**GIVEN INSTRUCTION**
Present each line of the entries below that holds the word "třeba".

**RECORDS FOR PROCESSING**
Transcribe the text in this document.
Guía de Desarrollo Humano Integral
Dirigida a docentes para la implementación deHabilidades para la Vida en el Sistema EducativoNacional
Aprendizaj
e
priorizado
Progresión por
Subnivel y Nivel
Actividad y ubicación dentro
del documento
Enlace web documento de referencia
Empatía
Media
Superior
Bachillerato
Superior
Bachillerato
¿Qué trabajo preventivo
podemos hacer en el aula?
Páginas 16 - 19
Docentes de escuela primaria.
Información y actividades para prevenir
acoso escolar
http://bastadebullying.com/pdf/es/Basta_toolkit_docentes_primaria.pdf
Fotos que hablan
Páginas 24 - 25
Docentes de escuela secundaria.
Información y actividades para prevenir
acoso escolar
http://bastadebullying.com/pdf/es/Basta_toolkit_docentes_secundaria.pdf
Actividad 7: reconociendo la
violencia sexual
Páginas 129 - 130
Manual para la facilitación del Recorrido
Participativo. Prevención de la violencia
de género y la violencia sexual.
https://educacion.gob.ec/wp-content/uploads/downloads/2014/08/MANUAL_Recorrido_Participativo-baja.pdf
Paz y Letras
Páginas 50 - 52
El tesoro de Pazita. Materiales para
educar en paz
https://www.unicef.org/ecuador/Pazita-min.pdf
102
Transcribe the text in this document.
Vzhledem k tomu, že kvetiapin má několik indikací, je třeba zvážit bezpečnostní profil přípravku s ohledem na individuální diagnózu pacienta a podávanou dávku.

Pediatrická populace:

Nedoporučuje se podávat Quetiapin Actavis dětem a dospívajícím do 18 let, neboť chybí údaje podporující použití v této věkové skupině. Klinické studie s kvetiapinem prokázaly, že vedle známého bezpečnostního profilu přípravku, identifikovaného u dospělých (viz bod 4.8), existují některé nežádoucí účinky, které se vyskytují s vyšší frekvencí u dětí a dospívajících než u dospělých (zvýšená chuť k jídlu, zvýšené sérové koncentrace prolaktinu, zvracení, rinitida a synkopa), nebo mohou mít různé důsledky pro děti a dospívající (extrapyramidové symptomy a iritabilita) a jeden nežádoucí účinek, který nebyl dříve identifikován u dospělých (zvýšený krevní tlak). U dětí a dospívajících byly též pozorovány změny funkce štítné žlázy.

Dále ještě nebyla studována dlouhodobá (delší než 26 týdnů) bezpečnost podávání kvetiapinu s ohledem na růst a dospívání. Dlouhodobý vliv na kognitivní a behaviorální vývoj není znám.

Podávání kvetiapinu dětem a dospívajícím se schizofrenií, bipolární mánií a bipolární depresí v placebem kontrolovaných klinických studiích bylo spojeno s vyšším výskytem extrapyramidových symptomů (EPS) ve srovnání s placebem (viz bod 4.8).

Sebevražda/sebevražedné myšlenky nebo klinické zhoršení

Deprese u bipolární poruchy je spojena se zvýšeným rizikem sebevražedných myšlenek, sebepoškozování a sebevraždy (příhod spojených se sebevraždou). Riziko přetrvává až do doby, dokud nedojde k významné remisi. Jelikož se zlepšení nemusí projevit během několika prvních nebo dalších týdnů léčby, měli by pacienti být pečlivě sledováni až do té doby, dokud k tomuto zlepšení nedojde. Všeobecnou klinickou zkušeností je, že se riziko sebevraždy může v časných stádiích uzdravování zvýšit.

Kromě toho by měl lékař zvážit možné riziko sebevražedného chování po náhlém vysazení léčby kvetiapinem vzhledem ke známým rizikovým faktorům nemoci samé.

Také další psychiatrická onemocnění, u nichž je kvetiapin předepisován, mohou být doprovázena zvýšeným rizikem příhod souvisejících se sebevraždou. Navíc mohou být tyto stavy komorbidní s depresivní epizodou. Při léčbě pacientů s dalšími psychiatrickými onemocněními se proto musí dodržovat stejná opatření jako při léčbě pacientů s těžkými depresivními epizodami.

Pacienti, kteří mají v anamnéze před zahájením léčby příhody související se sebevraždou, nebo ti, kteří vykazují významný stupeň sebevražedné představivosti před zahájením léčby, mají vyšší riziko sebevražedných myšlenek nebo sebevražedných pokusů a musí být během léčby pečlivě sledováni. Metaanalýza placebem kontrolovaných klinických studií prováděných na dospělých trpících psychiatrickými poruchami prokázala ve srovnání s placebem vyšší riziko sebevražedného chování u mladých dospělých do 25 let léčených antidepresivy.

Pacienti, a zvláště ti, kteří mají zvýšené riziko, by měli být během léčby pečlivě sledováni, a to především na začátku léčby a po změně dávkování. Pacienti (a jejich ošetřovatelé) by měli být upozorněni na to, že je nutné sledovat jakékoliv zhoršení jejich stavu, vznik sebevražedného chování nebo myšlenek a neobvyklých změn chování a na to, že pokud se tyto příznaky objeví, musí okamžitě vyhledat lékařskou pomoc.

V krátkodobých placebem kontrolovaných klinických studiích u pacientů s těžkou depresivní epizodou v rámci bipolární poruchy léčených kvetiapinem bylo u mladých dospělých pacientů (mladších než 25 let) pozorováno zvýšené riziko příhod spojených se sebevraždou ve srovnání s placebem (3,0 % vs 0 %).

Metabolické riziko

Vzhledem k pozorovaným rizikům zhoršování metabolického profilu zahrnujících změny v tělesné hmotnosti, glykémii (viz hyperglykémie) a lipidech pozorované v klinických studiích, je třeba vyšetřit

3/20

**SOLUTION TO THE PROBLEM**
Vzhledem k tomu, že kvetiapin má několik indikací, je třeba zvážit bezpečnostní profil přípravku s ohledem na individuální diagnózu pacienta a podávanou dávku.
Vzhledem k pozorovaným rizikům zhoršování metabolického profilu zahrnujících změny v tělesné hmotnosti, glykémii (viz hyperglykémie) a lipidech pozorované v klinických studiích, je třeba vyšetřit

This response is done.